* [Given exercise]:
Omit the pictures and output every entry below exactly as written.

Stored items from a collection
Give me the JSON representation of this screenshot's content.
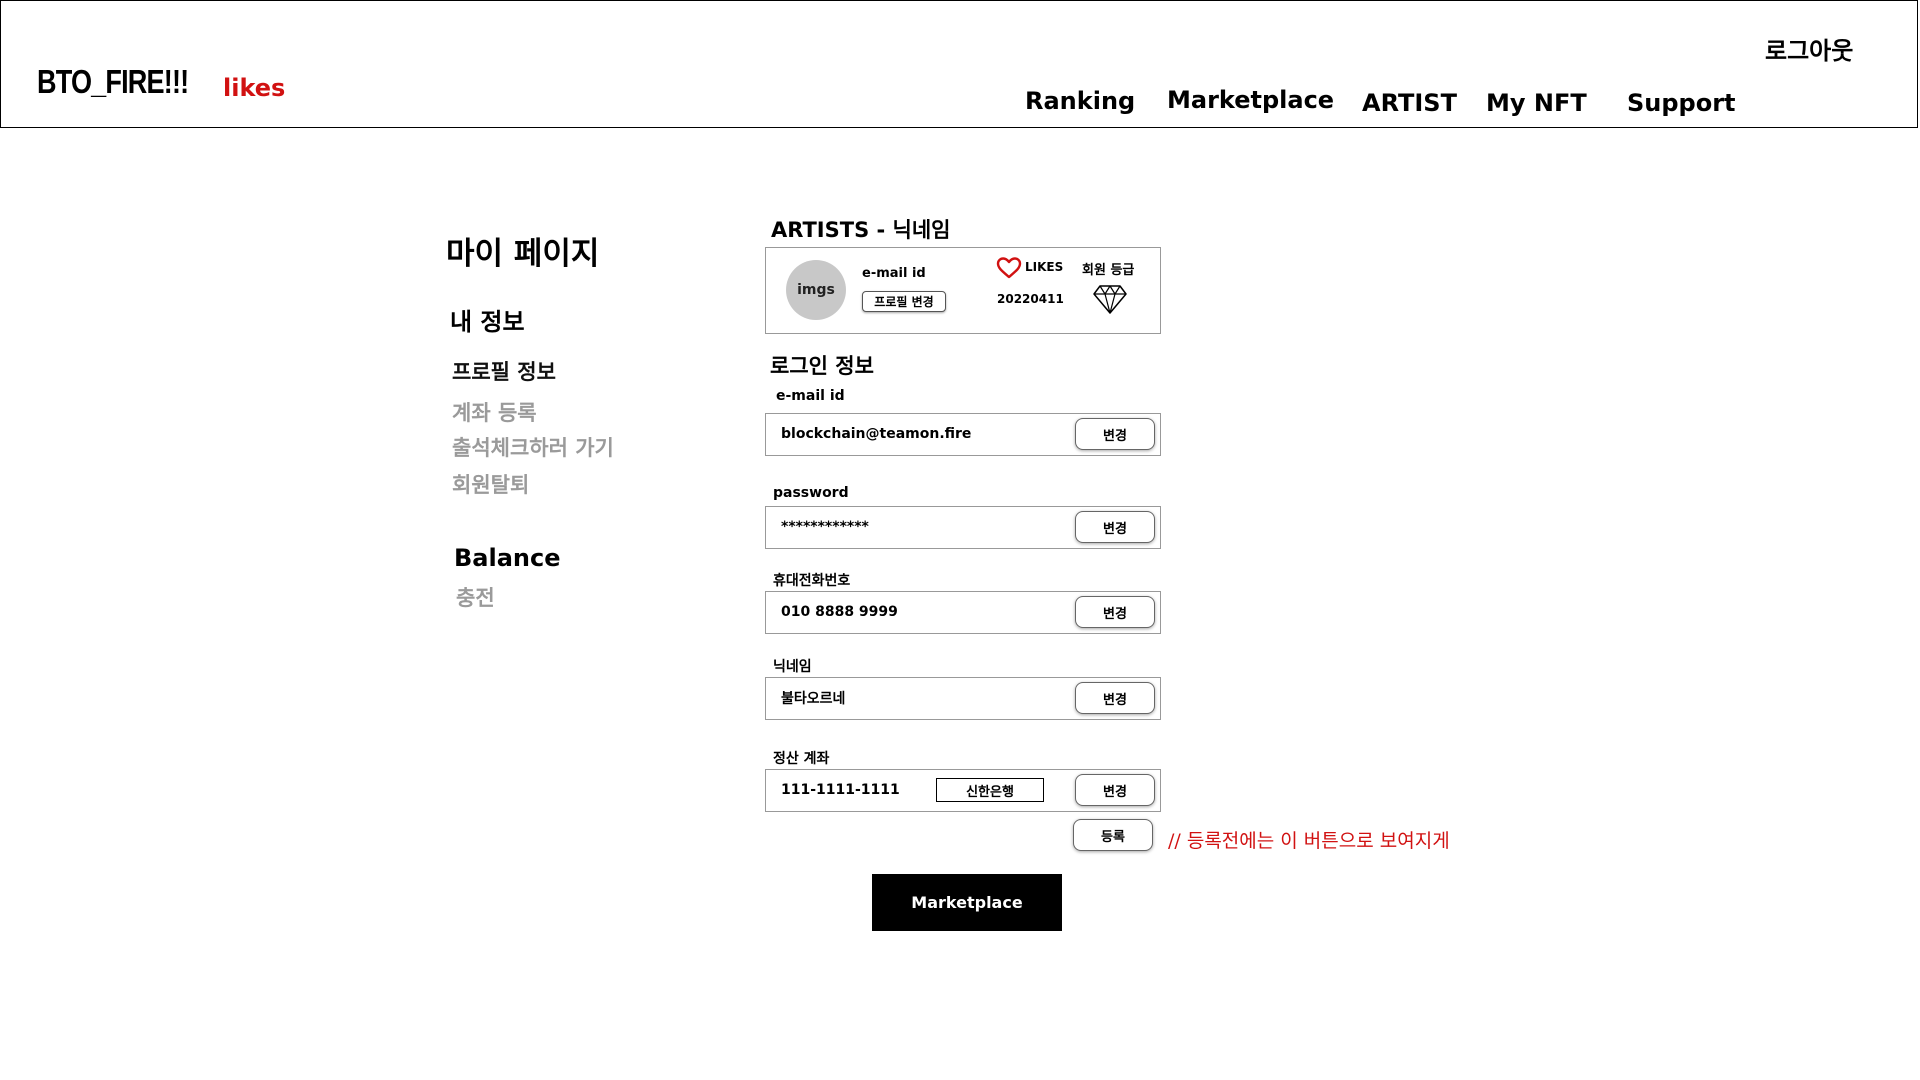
{
  "header": {
    "logo": "BTO_FIRE!!!",
    "tagline": "likes",
    "logout": "로그아웃",
    "nav": [
      "Ranking",
      "Marketplace",
      "ARTIST",
      "My NFT",
      "Support"
    ]
  },
  "sidebar": {
    "title": "마이 페이지",
    "section": "내 정보",
    "items": [
      {
        "label": "프로필 정보",
        "active": true
      },
      {
        "label": "계좌 등록",
        "active": false
      },
      {
        "label": "출석체크하러 가기",
        "active": false
      },
      {
        "label": "회원탈퇴",
        "active": false
      }
    ],
    "balance_title": "Balance",
    "balance_item": "충전"
  },
  "profile": {
    "title": "ARTISTS - 닉네임",
    "avatar": "imgs",
    "email_label": "e-mail id",
    "change_profile": "프로필 변경",
    "likes_label": "LIKES",
    "likes_value": "20220411",
    "grade_label": "회원 등급",
    "icons": {
      "heart": "heart-icon",
      "grade": "diamond-icon"
    },
    "colors": {
      "heart": "#d11111"
    }
  },
  "login": {
    "title": "로그인 정보",
    "change_label": "변경",
    "fields": [
      {
        "label": "e-mail id",
        "value": "blockchain@teamon.fire"
      },
      {
        "label": "password",
        "value": "************"
      },
      {
        "label": "휴대전화번호",
        "value": "010 8888 9999"
      },
      {
        "label": "닉네임",
        "value": "불타오르네"
      },
      {
        "label": "정산 계좌",
        "value": "111-1111-1111",
        "bank": "신한은행"
      }
    ],
    "register_label": "등록",
    "note": "// 등록전에는 이 버튼으로 보여지게"
  },
  "marketplace_button": "Marketplace",
  "colors": {
    "accent": "#d11111",
    "button_dark": "#000000"
  }
}
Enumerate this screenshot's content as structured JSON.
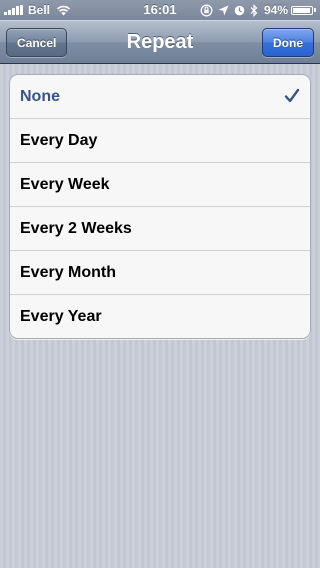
{
  "status_bar": {
    "carrier": "Bell",
    "time": "16:01",
    "battery_percent": "94%",
    "battery_level": 0.94,
    "icons": [
      "signal-bars",
      "wifi-icon",
      "rotation-lock-icon",
      "location-arrow-icon",
      "alarm-icon",
      "bluetooth-icon",
      "battery-icon"
    ]
  },
  "nav": {
    "title": "Repeat",
    "cancel_label": "Cancel",
    "done_label": "Done"
  },
  "options": [
    {
      "label": "None",
      "selected": true
    },
    {
      "label": "Every Day",
      "selected": false
    },
    {
      "label": "Every Week",
      "selected": false
    },
    {
      "label": "Every 2 Weeks",
      "selected": false
    },
    {
      "label": "Every Month",
      "selected": false
    },
    {
      "label": "Every Year",
      "selected": false
    }
  ],
  "colors": {
    "selected_text": "#385487",
    "done_button": "#376fd8",
    "nav_bar": "#8e9cb1",
    "background": "#c7cbd6"
  }
}
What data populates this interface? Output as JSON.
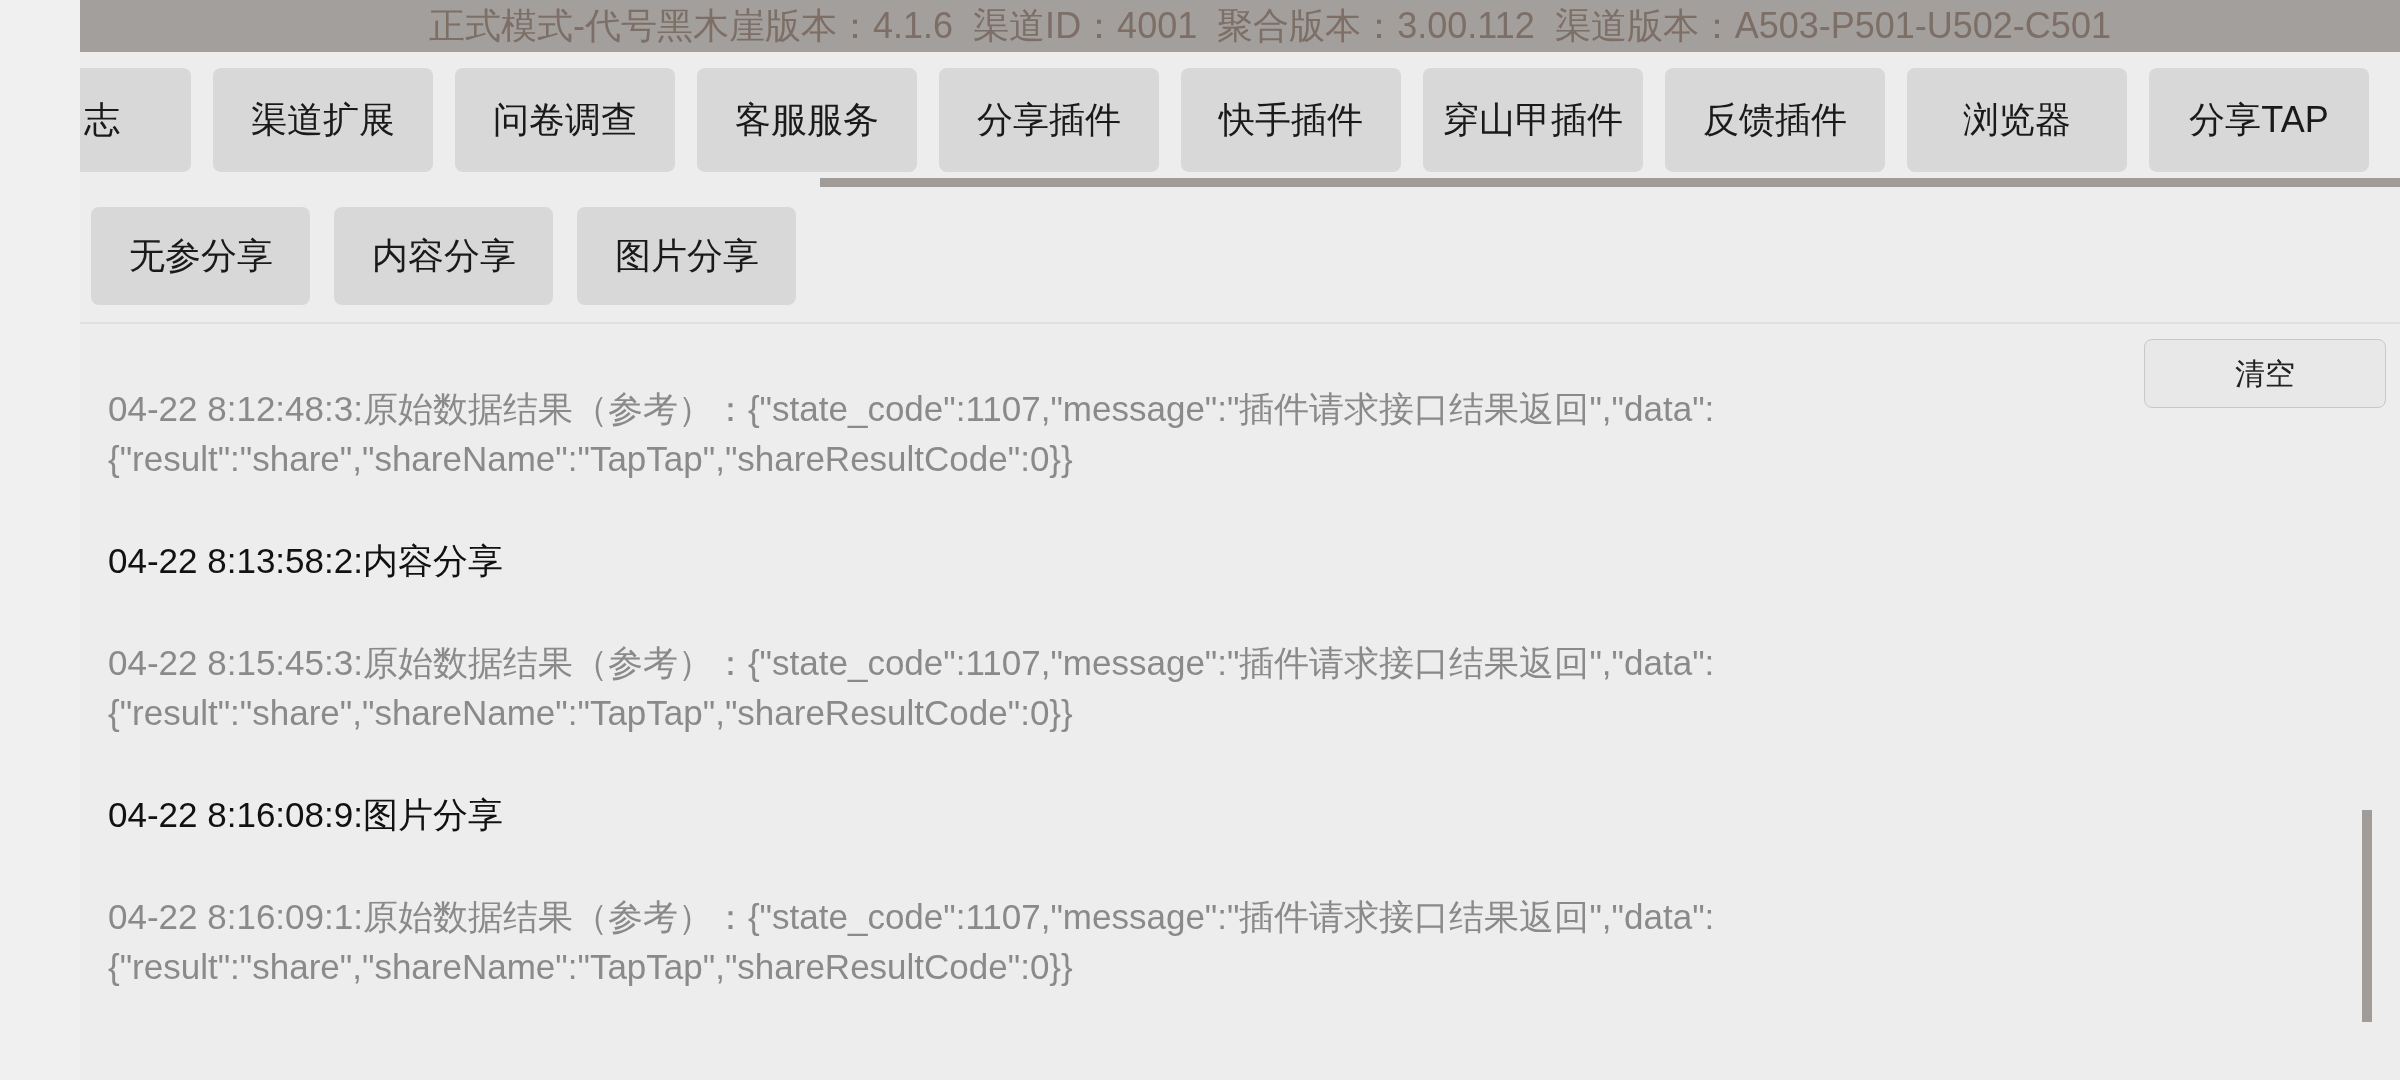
{
  "header": {
    "title": "正式模式-代号黑木崖版本：4.1.6  渠道ID：4001  聚合版本：3.00.112  渠道版本：A503-P501-U502-C501"
  },
  "tab_buttons": [
    "志",
    "渠道扩展",
    "问卷调查",
    "客服服务",
    "分享插件",
    "快手插件",
    "穿山甲插件",
    "反馈插件",
    "浏览器",
    "分享TAP"
  ],
  "action_buttons": [
    "无参分享",
    "内容分享",
    "图片分享"
  ],
  "clear_button": "清空",
  "log": [
    {
      "kind": "result",
      "text": "04-22 8:12:48:3:原始数据结果（参考）：{\"state_code\":1107,\"message\":\"插件请求接口结果返回\",\"data\":{\"result\":\"share\",\"shareName\":\"TapTap\",\"shareResultCode\":0}}"
    },
    {
      "kind": "action",
      "text": "04-22 8:13:58:2:内容分享"
    },
    {
      "kind": "result",
      "text": "04-22 8:15:45:3:原始数据结果（参考）：{\"state_code\":1107,\"message\":\"插件请求接口结果返回\",\"data\":{\"result\":\"share\",\"shareName\":\"TapTap\",\"shareResultCode\":0}}"
    },
    {
      "kind": "action",
      "text": "04-22 8:16:08:9:图片分享"
    },
    {
      "kind": "result",
      "text": "04-22 8:16:09:1:原始数据结果（参考）：{\"state_code\":1107,\"message\":\"插件请求接口结果返回\",\"data\":{\"result\":\"share\",\"shareName\":\"TapTap\",\"shareResultCode\":0}}"
    }
  ]
}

* [Finished answer]:
Give me the JSON representation of this screenshot's content.
{
  "header": {
    "logo": "BTO_FIRE!!!",
    "tagline": "likes",
    "logout": "로그아웃",
    "nav": [
      "Ranking",
      "Marketplace",
      "ARTIST",
      "My NFT",
      "Support"
    ]
  },
  "sidebar": {
    "title": "마이 페이지",
    "section": "내 정보",
    "items": [
      {
        "label": "프로필 정보",
        "active": true
      },
      {
        "label": "계좌 등록",
        "active": false
      },
      {
        "label": "출석체크하러 가기",
        "active": false
      },
      {
        "label": "회원탈퇴",
        "active": false
      }
    ],
    "balance_title": "Balance",
    "balance_item": "충전"
  },
  "profile": {
    "title": "ARTISTS - 닉네임",
    "avatar": "imgs",
    "email_label": "e-mail id",
    "change_profile": "프로필 변경",
    "likes_label": "LIKES",
    "likes_value": "20220411",
    "grade_label": "회원 등급",
    "icons": {
      "heart": "heart-icon",
      "grade": "diamond-icon"
    },
    "colors": {
      "heart": "#d11111"
    }
  },
  "login": {
    "title": "로그인 정보",
    "change_label": "변경",
    "fields": [
      {
        "label": "e-mail id",
        "value": "blockchain@teamon.fire"
      },
      {
        "label": "password",
        "value": "************"
      },
      {
        "label": "휴대전화번호",
        "value": "010 8888 9999"
      },
      {
        "label": "닉네임",
        "value": "불타오르네"
      },
      {
        "label": "정산 계좌",
        "value": "111-1111-1111",
        "bank": "신한은행"
      }
    ],
    "register_label": "등록",
    "note": "// 등록전에는 이 버튼으로 보여지게"
  },
  "marketplace_button": "Marketplace",
  "colors": {
    "accent": "#d11111",
    "button_dark": "#000000"
  }
}
Enumerate this screenshot's content as structured JSON.
{
  "status_bar": {
    "carrier": "Bell",
    "time": "16:01",
    "battery_percent": "94%",
    "battery_level": 0.94,
    "icons": [
      "signal-bars",
      "wifi-icon",
      "rotation-lock-icon",
      "location-arrow-icon",
      "alarm-icon",
      "bluetooth-icon",
      "battery-icon"
    ]
  },
  "nav": {
    "title": "Repeat",
    "cancel_label": "Cancel",
    "done_label": "Done"
  },
  "options": [
    {
      "label": "None",
      "selected": true
    },
    {
      "label": "Every Day",
      "selected": false
    },
    {
      "label": "Every Week",
      "selected": false
    },
    {
      "label": "Every 2 Weeks",
      "selected": false
    },
    {
      "label": "Every Month",
      "selected": false
    },
    {
      "label": "Every Year",
      "selected": false
    }
  ],
  "colors": {
    "selected_text": "#385487",
    "done_button": "#376fd8",
    "nav_bar": "#8e9cb1",
    "background": "#c7cbd6"
  }
}
What data populates this interface? Output as JSON.
{
  "header": {
    "title": "正式模式-代号黑木崖版本：4.1.6  渠道ID：4001  聚合版本：3.00.112  渠道版本：A503-P501-U502-C501"
  },
  "tab_buttons": [
    "志",
    "渠道扩展",
    "问卷调查",
    "客服服务",
    "分享插件",
    "快手插件",
    "穿山甲插件",
    "反馈插件",
    "浏览器",
    "分享TAP"
  ],
  "action_buttons": [
    "无参分享",
    "内容分享",
    "图片分享"
  ],
  "clear_button": "清空",
  "log": [
    {
      "kind": "result",
      "text": "04-22 8:12:48:3:原始数据结果（参考）：{\"state_code\":1107,\"message\":\"插件请求接口结果返回\",\"data\":{\"result\":\"share\",\"shareName\":\"TapTap\",\"shareResultCode\":0}}"
    },
    {
      "kind": "action",
      "text": "04-22 8:13:58:2:内容分享"
    },
    {
      "kind": "result",
      "text": "04-22 8:15:45:3:原始数据结果（参考）：{\"state_code\":1107,\"message\":\"插件请求接口结果返回\",\"data\":{\"result\":\"share\",\"shareName\":\"TapTap\",\"shareResultCode\":0}}"
    },
    {
      "kind": "action",
      "text": "04-22 8:16:08:9:图片分享"
    },
    {
      "kind": "result",
      "text": "04-22 8:16:09:1:原始数据结果（参考）：{\"state_code\":1107,\"message\":\"插件请求接口结果返回\",\"data\":{\"result\":\"share\",\"shareName\":\"TapTap\",\"shareResultCode\":0}}"
    }
  ]
}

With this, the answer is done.